What is expected:
Count how many lines hold the string "until". Give that number alone.

— start Dataset —

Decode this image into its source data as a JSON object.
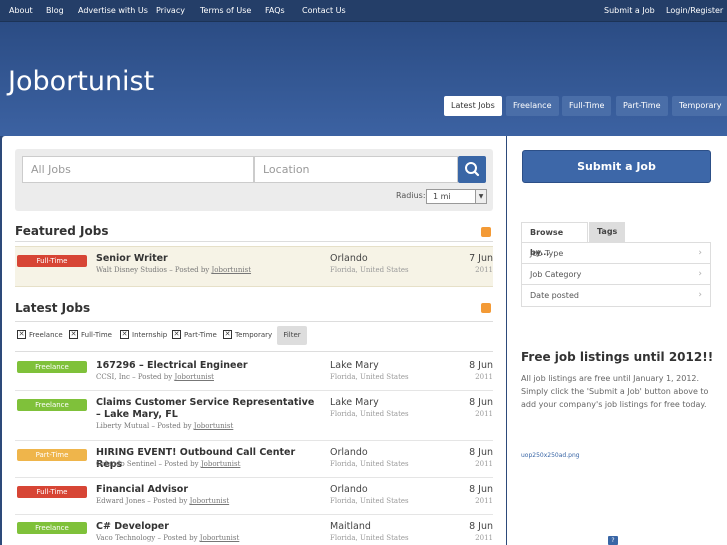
{
  "topnav": {
    "left": [
      "About",
      "Blog",
      "Advertise with Us",
      "Privacy",
      "Terms of Use",
      "FAQs",
      "Contact Us"
    ],
    "submit": "Submit a Job",
    "login": "Login/Register"
  },
  "header": {
    "logo": "Jobortunist",
    "tabs": [
      "Latest Jobs",
      "Freelance",
      "Full-Time",
      "Part-Time",
      "Temporary"
    ]
  },
  "search": {
    "jobs_placeholder": "All Jobs",
    "location_placeholder": "Location",
    "radius_label": "Radius:",
    "radius_value": "1 mi"
  },
  "featured": {
    "title": "Featured Jobs",
    "jobs": [
      {
        "type": "Full-Time",
        "title": "Senior Writer",
        "company": "Walt Disney Studios",
        "posted_by": "Jobortunist",
        "city": "Orlando",
        "region": "Florida, United States",
        "date": "7 Jun",
        "year": "2011"
      }
    ]
  },
  "latest": {
    "title": "Latest Jobs",
    "filters": [
      "Freelance",
      "Full-Time",
      "Internship",
      "Part-Time",
      "Temporary"
    ],
    "filter_button": "Filter",
    "jobs": [
      {
        "type": "Freelance",
        "title": "167296 – Electrical Engineer",
        "company": "CCSI, Inc",
        "posted_by": "Jobortunist",
        "city": "Lake Mary",
        "region": "Florida, United States",
        "date": "8 Jun",
        "year": "2011"
      },
      {
        "type": "Freelance",
        "title": "Claims Customer Service Representative – Lake Mary, FL",
        "company": "Liberty Mutual",
        "posted_by": "Jobortunist",
        "city": "Lake Mary",
        "region": "Florida, United States",
        "date": "8 Jun",
        "year": "2011"
      },
      {
        "type": "Part-Time",
        "title": "HIRING EVENT! Outbound Call Center Reps",
        "company": "Orlando Sentinel",
        "posted_by": "Jobortunist",
        "city": "Orlando",
        "region": "Florida, United States",
        "date": "8 Jun",
        "year": "2011"
      },
      {
        "type": "Full-Time",
        "title": "Financial Advisor",
        "company": "Edward Jones",
        "posted_by": "Jobortunist",
        "city": "Orlando",
        "region": "Florida, United States",
        "date": "8 Jun",
        "year": "2011"
      },
      {
        "type": "Freelance",
        "title": "C# Developer",
        "company": "Vaco Technology",
        "posted_by": "Jobortunist",
        "city": "Maitland",
        "region": "Florida, United States",
        "date": "8 Jun",
        "year": "2011"
      }
    ]
  },
  "sidebar": {
    "submit_button": "Submit a Job",
    "tab_browse": "Browse by...",
    "tab_tags": "Tags",
    "browse_items": [
      "Job Type",
      "Job Category",
      "Date posted"
    ],
    "promo_title": "Free job listings until 2012!!",
    "promo_text": "All job listings are free until January 1, 2012. Simply click the 'Submit a Job' button above to add your company's job listings for free today.",
    "ad_text": "uop250x250ad.png"
  },
  "colors": {
    "full_time": "#d74535",
    "freelance": "#7fc13a",
    "part_time": "#efb54b",
    "brand_blue": "#3d67a8"
  }
}
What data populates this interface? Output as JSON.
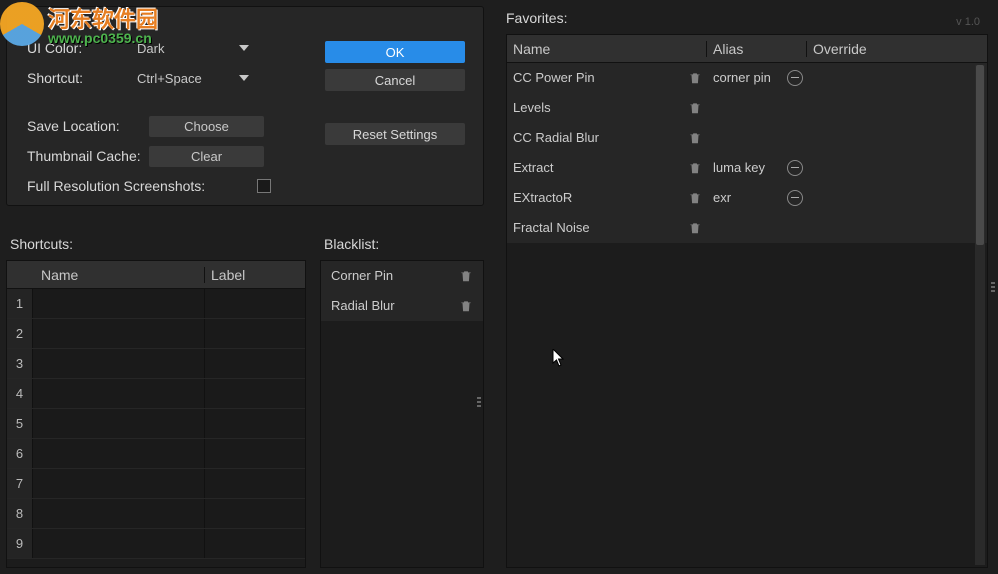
{
  "watermark": {
    "line1": "河东软件园",
    "line2": "www.pc0359.cn"
  },
  "version": "v 1.0",
  "settings": {
    "uiColorLabel": "UI Color:",
    "uiColorValue": "Dark",
    "shortcutLabel": "Shortcut:",
    "shortcutValue": "Ctrl+Space",
    "saveLocationLabel": "Save Location:",
    "chooseBtn": "Choose",
    "thumbCacheLabel": "Thumbnail Cache:",
    "clearBtn": "Clear",
    "fullResLabel": "Full Resolution Screenshots:",
    "okBtn": "OK",
    "cancelBtn": "Cancel",
    "resetBtn": "Reset Settings"
  },
  "shortcuts": {
    "title": "Shortcuts:",
    "headerName": "Name",
    "headerLabel": "Label",
    "rows": [
      {
        "num": "1",
        "name": "",
        "label": ""
      },
      {
        "num": "2",
        "name": "",
        "label": ""
      },
      {
        "num": "3",
        "name": "",
        "label": ""
      },
      {
        "num": "4",
        "name": "",
        "label": ""
      },
      {
        "num": "5",
        "name": "",
        "label": ""
      },
      {
        "num": "6",
        "name": "",
        "label": ""
      },
      {
        "num": "7",
        "name": "",
        "label": ""
      },
      {
        "num": "8",
        "name": "",
        "label": ""
      },
      {
        "num": "9",
        "name": "",
        "label": ""
      }
    ]
  },
  "blacklist": {
    "title": "Blacklist:",
    "rows": [
      {
        "name": "Corner Pin"
      },
      {
        "name": "Radial Blur"
      }
    ]
  },
  "favorites": {
    "title": "Favorites:",
    "headerName": "Name",
    "headerAlias": "Alias",
    "headerOverride": "Override",
    "rows": [
      {
        "name": "CC Power Pin",
        "alias": "corner pin",
        "hasAlias": true
      },
      {
        "name": "Levels",
        "alias": "",
        "hasAlias": false
      },
      {
        "name": "CC Radial Blur",
        "alias": "",
        "hasAlias": false
      },
      {
        "name": "Extract",
        "alias": "luma key",
        "hasAlias": true
      },
      {
        "name": "EXtractoR",
        "alias": "exr",
        "hasAlias": true
      },
      {
        "name": "Fractal Noise",
        "alias": "",
        "hasAlias": false
      }
    ]
  }
}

— end Dataset —

Final answer:
2